--- Start of Record excerpts ---
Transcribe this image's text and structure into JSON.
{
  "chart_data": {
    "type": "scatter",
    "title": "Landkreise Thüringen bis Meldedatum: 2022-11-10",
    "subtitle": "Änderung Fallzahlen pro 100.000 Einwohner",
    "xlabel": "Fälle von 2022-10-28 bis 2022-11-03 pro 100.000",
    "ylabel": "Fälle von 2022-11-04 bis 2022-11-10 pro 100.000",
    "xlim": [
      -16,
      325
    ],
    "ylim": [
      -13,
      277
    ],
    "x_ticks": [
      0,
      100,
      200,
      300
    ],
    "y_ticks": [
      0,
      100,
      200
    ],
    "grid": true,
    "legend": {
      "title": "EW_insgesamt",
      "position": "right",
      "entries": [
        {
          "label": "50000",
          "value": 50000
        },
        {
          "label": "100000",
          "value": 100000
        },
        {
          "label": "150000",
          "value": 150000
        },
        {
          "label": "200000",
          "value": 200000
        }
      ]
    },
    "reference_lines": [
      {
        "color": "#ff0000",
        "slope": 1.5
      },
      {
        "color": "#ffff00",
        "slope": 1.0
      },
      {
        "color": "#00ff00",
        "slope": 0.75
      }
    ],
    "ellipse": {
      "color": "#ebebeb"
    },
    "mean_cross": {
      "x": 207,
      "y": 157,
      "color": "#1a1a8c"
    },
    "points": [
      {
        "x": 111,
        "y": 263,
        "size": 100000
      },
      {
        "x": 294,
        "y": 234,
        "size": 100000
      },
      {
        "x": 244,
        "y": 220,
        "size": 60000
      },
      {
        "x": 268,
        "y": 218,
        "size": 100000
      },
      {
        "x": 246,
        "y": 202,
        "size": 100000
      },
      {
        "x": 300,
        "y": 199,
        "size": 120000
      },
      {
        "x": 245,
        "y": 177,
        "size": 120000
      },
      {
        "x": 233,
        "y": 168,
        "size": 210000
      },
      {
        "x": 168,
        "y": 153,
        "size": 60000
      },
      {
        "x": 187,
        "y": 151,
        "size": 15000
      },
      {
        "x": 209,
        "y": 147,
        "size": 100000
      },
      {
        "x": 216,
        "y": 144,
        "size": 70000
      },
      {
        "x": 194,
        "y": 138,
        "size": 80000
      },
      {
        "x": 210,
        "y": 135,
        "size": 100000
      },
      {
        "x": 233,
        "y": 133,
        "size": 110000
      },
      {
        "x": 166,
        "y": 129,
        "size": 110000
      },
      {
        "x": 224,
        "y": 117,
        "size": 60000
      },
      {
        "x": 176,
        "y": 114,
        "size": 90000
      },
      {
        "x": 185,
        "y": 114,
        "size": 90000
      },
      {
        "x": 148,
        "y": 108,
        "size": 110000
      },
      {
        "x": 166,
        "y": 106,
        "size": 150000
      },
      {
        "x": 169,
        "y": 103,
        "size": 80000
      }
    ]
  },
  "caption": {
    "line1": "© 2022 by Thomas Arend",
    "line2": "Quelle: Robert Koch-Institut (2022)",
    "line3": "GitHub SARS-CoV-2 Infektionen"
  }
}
--- End of Record excerpts ---
__Your task__:
Please restate the data word for word, every record included.

__Exercise output__:
Transcribe this image's text and structure into JSON.
{
  "chart_data": {
    "type": "scatter",
    "title": "Landkreise Thüringen bis Meldedatum: 2022-11-10",
    "subtitle": "Änderung Fallzahlen pro 100.000 Einwohner",
    "xlabel": "Fälle von 2022-10-28 bis 2022-11-03 pro 100.000",
    "ylabel": "Fälle von 2022-11-04 bis 2022-11-10 pro 100.000",
    "xlim": [
      -16,
      325
    ],
    "ylim": [
      -13,
      277
    ],
    "x_ticks": [
      0,
      100,
      200,
      300
    ],
    "y_ticks": [
      0,
      100,
      200
    ],
    "grid": true,
    "legend": {
      "title": "EW_insgesamt",
      "position": "right",
      "entries": [
        {
          "label": "50000",
          "value": 50000
        },
        {
          "label": "100000",
          "value": 100000
        },
        {
          "label": "150000",
          "value": 150000
        },
        {
          "label": "200000",
          "value": 200000
        }
      ]
    },
    "reference_lines": [
      {
        "color": "#ff0000",
        "slope": 1.5
      },
      {
        "color": "#ffff00",
        "slope": 1.0
      },
      {
        "color": "#00ff00",
        "slope": 0.75
      }
    ],
    "ellipse": {
      "color": "#ebebeb"
    },
    "mean_cross": {
      "x": 207,
      "y": 157,
      "color": "#1a1a8c"
    },
    "points": [
      {
        "x": 111,
        "y": 263,
        "size": 100000
      },
      {
        "x": 294,
        "y": 234,
        "size": 100000
      },
      {
        "x": 244,
        "y": 220,
        "size": 60000
      },
      {
        "x": 268,
        "y": 218,
        "size": 100000
      },
      {
        "x": 246,
        "y": 202,
        "size": 100000
      },
      {
        "x": 300,
        "y": 199,
        "size": 120000
      },
      {
        "x": 245,
        "y": 177,
        "size": 120000
      },
      {
        "x": 233,
        "y": 168,
        "size": 210000
      },
      {
        "x": 168,
        "y": 153,
        "size": 60000
      },
      {
        "x": 187,
        "y": 151,
        "size": 15000
      },
      {
        "x": 209,
        "y": 147,
        "size": 100000
      },
      {
        "x": 216,
        "y": 144,
        "size": 70000
      },
      {
        "x": 194,
        "y": 138,
        "size": 80000
      },
      {
        "x": 210,
        "y": 135,
        "size": 100000
      },
      {
        "x": 233,
        "y": 133,
        "size": 110000
      },
      {
        "x": 166,
        "y": 129,
        "size": 110000
      },
      {
        "x": 224,
        "y": 117,
        "size": 60000
      },
      {
        "x": 176,
        "y": 114,
        "size": 90000
      },
      {
        "x": 185,
        "y": 114,
        "size": 90000
      },
      {
        "x": 148,
        "y": 108,
        "size": 110000
      },
      {
        "x": 166,
        "y": 106,
        "size": 150000
      },
      {
        "x": 169,
        "y": 103,
        "size": 80000
      }
    ]
  },
  "caption": {
    "line1": "© 2022 by Thomas Arend",
    "line2": "Quelle: Robert Koch-Institut (2022)",
    "line3": "GitHub SARS-CoV-2 Infektionen"
  }
}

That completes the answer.